> Required task:
Transcribe the entries exactly; images are not part of the copy.

> Input rows:

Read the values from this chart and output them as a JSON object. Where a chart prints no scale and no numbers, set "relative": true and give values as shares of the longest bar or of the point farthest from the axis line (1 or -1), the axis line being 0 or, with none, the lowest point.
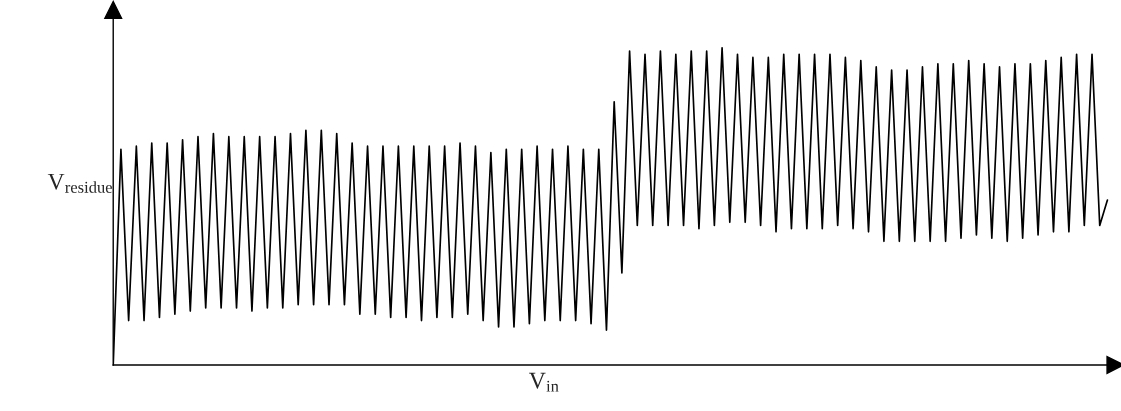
{
  "chart_data": {
    "type": "line",
    "relative": true,
    "xlabel": "V$_{in}$",
    "ylabel": "V$_{residue}$",
    "grid": false,
    "legend": false,
    "marker": "none",
    "line_style": "solid",
    "categories": [
      null,
      null,
      null,
      null,
      null,
      null,
      null,
      null,
      null,
      null,
      null,
      null,
      null,
      null,
      null,
      null,
      null,
      null,
      null,
      null,
      null,
      null,
      null,
      null,
      null,
      null,
      null,
      null,
      null,
      null,
      null,
      null,
      null,
      null,
      null,
      null,
      null,
      null,
      null,
      null,
      null,
      null,
      null,
      null,
      null,
      null,
      null,
      null,
      null,
      null,
      null,
      null,
      null,
      null,
      null,
      null,
      null,
      null,
      null,
      null,
      null,
      null,
      null,
      null,
      null,
      null,
      null,
      null,
      null,
      null,
      null,
      null,
      null,
      null,
      null,
      null,
      null,
      null,
      null,
      null,
      null,
      null,
      null,
      null,
      null,
      null,
      null,
      null,
      null,
      null,
      null,
      null,
      null,
      null,
      null,
      null,
      null,
      null,
      null,
      null,
      null,
      null,
      null,
      null,
      null,
      null,
      null,
      null,
      null,
      null,
      null,
      null,
      null,
      null,
      null,
      null,
      null,
      null,
      null,
      null,
      null,
      null,
      null,
      null,
      null,
      null,
      null,
      null,
      null,
      null
    ],
    "series": [
      {
        "color": "#000000",
        "values": [
          0,
          0.68,
          0.14,
          0.69,
          0.14,
          0.7,
          0.15,
          0.7,
          0.16,
          0.71,
          0.17,
          0.72,
          0.18,
          0.73,
          0.18,
          0.72,
          0.18,
          0.72,
          0.17,
          0.72,
          0.18,
          0.72,
          0.18,
          0.73,
          0.19,
          0.74,
          0.19,
          0.74,
          0.19,
          0.73,
          0.19,
          0.7,
          0.16,
          0.69,
          0.16,
          0.69,
          0.15,
          0.69,
          0.15,
          0.69,
          0.14,
          0.69,
          0.15,
          0.69,
          0.15,
          0.7,
          0.16,
          0.69,
          0.14,
          0.67,
          0.12,
          0.68,
          0.12,
          0.68,
          0.13,
          0.69,
          0.14,
          0.68,
          0.14,
          0.69,
          0.14,
          0.68,
          0.13,
          0.68,
          0.11,
          0.83,
          0.29,
          0.99,
          0.44,
          0.98,
          0.44,
          0.99,
          0.44,
          0.98,
          0.44,
          0.99,
          0.43,
          0.99,
          0.44,
          1.0,
          0.45,
          0.98,
          0.45,
          0.97,
          0.44,
          0.97,
          0.42,
          0.98,
          0.43,
          0.98,
          0.43,
          0.98,
          0.43,
          0.98,
          0.44,
          0.97,
          0.43,
          0.96,
          0.42,
          0.94,
          0.39,
          0.93,
          0.39,
          0.93,
          0.39,
          0.94,
          0.39,
          0.95,
          0.39,
          0.95,
          0.4,
          0.96,
          0.41,
          0.95,
          0.4,
          0.94,
          0.39,
          0.95,
          0.4,
          0.95,
          0.41,
          0.96,
          0.42,
          0.97,
          0.42,
          0.98,
          0.44,
          0.98,
          0.44,
          0.52
        ]
      }
    ]
  }
}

> Answer to the problem:
Read the values from this chart and output them as a JSON object. Where a chart prints no scale and no numbers, set "relative": true and give values as shares of the longest bar or of the point farthest from the axis line (1 or -1), the axis line being 0 or, with none, the lowest point.
{
  "chart_data": {
    "type": "line",
    "relative": true,
    "xlabel": "V$_{in}$",
    "ylabel": "V$_{residue}$",
    "grid": false,
    "legend": false,
    "marker": "none",
    "line_style": "solid",
    "categories": [
      null,
      null,
      null,
      null,
      null,
      null,
      null,
      null,
      null,
      null,
      null,
      null,
      null,
      null,
      null,
      null,
      null,
      null,
      null,
      null,
      null,
      null,
      null,
      null,
      null,
      null,
      null,
      null,
      null,
      null,
      null,
      null,
      null,
      null,
      null,
      null,
      null,
      null,
      null,
      null,
      null,
      null,
      null,
      null,
      null,
      null,
      null,
      null,
      null,
      null,
      null,
      null,
      null,
      null,
      null,
      null,
      null,
      null,
      null,
      null,
      null,
      null,
      null,
      null,
      null,
      null,
      null,
      null,
      null,
      null,
      null,
      null,
      null,
      null,
      null,
      null,
      null,
      null,
      null,
      null,
      null,
      null,
      null,
      null,
      null,
      null,
      null,
      null,
      null,
      null,
      null,
      null,
      null,
      null,
      null,
      null,
      null,
      null,
      null,
      null,
      null,
      null,
      null,
      null,
      null,
      null,
      null,
      null,
      null,
      null,
      null,
      null,
      null,
      null,
      null,
      null,
      null,
      null,
      null,
      null,
      null,
      null,
      null,
      null,
      null,
      null,
      null,
      null,
      null,
      null
    ],
    "series": [
      {
        "color": "#000000",
        "values": [
          0,
          0.68,
          0.14,
          0.69,
          0.14,
          0.7,
          0.15,
          0.7,
          0.16,
          0.71,
          0.17,
          0.72,
          0.18,
          0.73,
          0.18,
          0.72,
          0.18,
          0.72,
          0.17,
          0.72,
          0.18,
          0.72,
          0.18,
          0.73,
          0.19,
          0.74,
          0.19,
          0.74,
          0.19,
          0.73,
          0.19,
          0.7,
          0.16,
          0.69,
          0.16,
          0.69,
          0.15,
          0.69,
          0.15,
          0.69,
          0.14,
          0.69,
          0.15,
          0.69,
          0.15,
          0.7,
          0.16,
          0.69,
          0.14,
          0.67,
          0.12,
          0.68,
          0.12,
          0.68,
          0.13,
          0.69,
          0.14,
          0.68,
          0.14,
          0.69,
          0.14,
          0.68,
          0.13,
          0.68,
          0.11,
          0.83,
          0.29,
          0.99,
          0.44,
          0.98,
          0.44,
          0.99,
          0.44,
          0.98,
          0.44,
          0.99,
          0.43,
          0.99,
          0.44,
          1.0,
          0.45,
          0.98,
          0.45,
          0.97,
          0.44,
          0.97,
          0.42,
          0.98,
          0.43,
          0.98,
          0.43,
          0.98,
          0.43,
          0.98,
          0.44,
          0.97,
          0.43,
          0.96,
          0.42,
          0.94,
          0.39,
          0.93,
          0.39,
          0.93,
          0.39,
          0.94,
          0.39,
          0.95,
          0.39,
          0.95,
          0.4,
          0.96,
          0.41,
          0.95,
          0.4,
          0.94,
          0.39,
          0.95,
          0.4,
          0.95,
          0.41,
          0.96,
          0.42,
          0.97,
          0.42,
          0.98,
          0.44,
          0.98,
          0.44,
          0.52
        ]
      }
    ]
  }
}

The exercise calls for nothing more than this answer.